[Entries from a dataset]
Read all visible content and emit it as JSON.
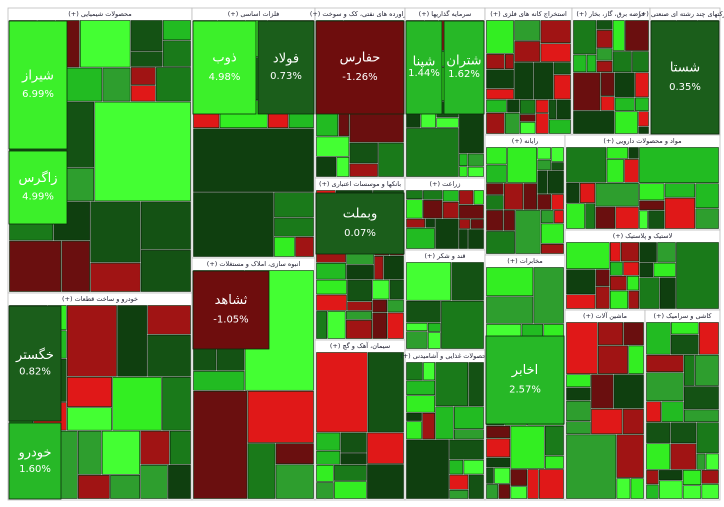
{
  "chart_data": {
    "type": "treemap",
    "sectors": [
      {
        "name": "محصولات شیمیایی (+)",
        "labels": [
          "شیراز",
          "زاگرس"
        ],
        "values": [
          6.99,
          4.99
        ],
        "value_labels": [
          "6.99%",
          "4.99%"
        ]
      },
      {
        "name": "فلزات اساسی (+)",
        "labels": [
          "ذوب",
          "فولاد"
        ],
        "values": [
          4.98,
          0.73
        ],
        "value_labels": [
          "4.98%",
          "0.73%"
        ]
      },
      {
        "name": "فراورده های نفتی، کک و سوخت (+)",
        "labels": [
          "حفارس"
        ],
        "values": [
          -1.26
        ],
        "value_labels": [
          "-1.26%"
        ]
      },
      {
        "name": "سرمایه گذاریها (+)",
        "labels": [
          "شپنا",
          "شتران"
        ],
        "values": [
          1.44,
          1.62
        ],
        "value_labels": [
          "1.44%",
          "1.62%"
        ]
      },
      {
        "name": "استخراج کانه های فلزی (+)"
      },
      {
        "name": "عرضه برق، گاز، بخار (+)"
      },
      {
        "name": "شرکتهای چند رشته ای صنعتی (+)",
        "labels": [
          "شستا"
        ],
        "values": [
          0.35
        ],
        "value_labels": [
          "0.35%"
        ]
      },
      {
        "name": "خودرو و ساخت قطعات (+)",
        "labels": [
          "خگستر",
          "خودرو"
        ],
        "values": [
          0.82,
          1.6
        ],
        "value_labels": [
          "0.82%",
          "1.60%"
        ]
      },
      {
        "name": "انبوه سازی، املاک و مستغلات (+)",
        "labels": [
          "ثشاهد"
        ],
        "values": [
          -1.05
        ],
        "value_labels": [
          "-1.05%"
        ]
      },
      {
        "name": "بانکها و موسسات اعتباری (+)",
        "labels": [
          "وبملت"
        ],
        "values": [
          0.07
        ],
        "value_labels": [
          "0.07%"
        ]
      },
      {
        "name": "زراعت (+)"
      },
      {
        "name": "سیمان، آهک و گچ (+)"
      },
      {
        "name": "رایانه (+)"
      },
      {
        "name": "قند و شکر (+)"
      },
      {
        "name": "محصولات غذایی و آشامیدنی (+)"
      },
      {
        "name": "مخابرات (+)",
        "labels": [
          "اخابر"
        ],
        "values": [
          2.57
        ],
        "value_labels": [
          "2.57%"
        ]
      },
      {
        "name": "مواد و محصولات دارویی (+)"
      },
      {
        "name": "لاستیک و پلاستیک (+)"
      },
      {
        "name": "ماشین آلات (+)"
      },
      {
        "name": "کاشی و سرامیک (+)"
      }
    ]
  }
}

* [Goal] List the lines that contain the word "محصولات".

* [Task response]
        "name": "محصولات شیمیایی (+)",
        "name": "محصولات غذایی و آشامیدنی (+)"
        "name": "مواد و محصولات دارویی (+)"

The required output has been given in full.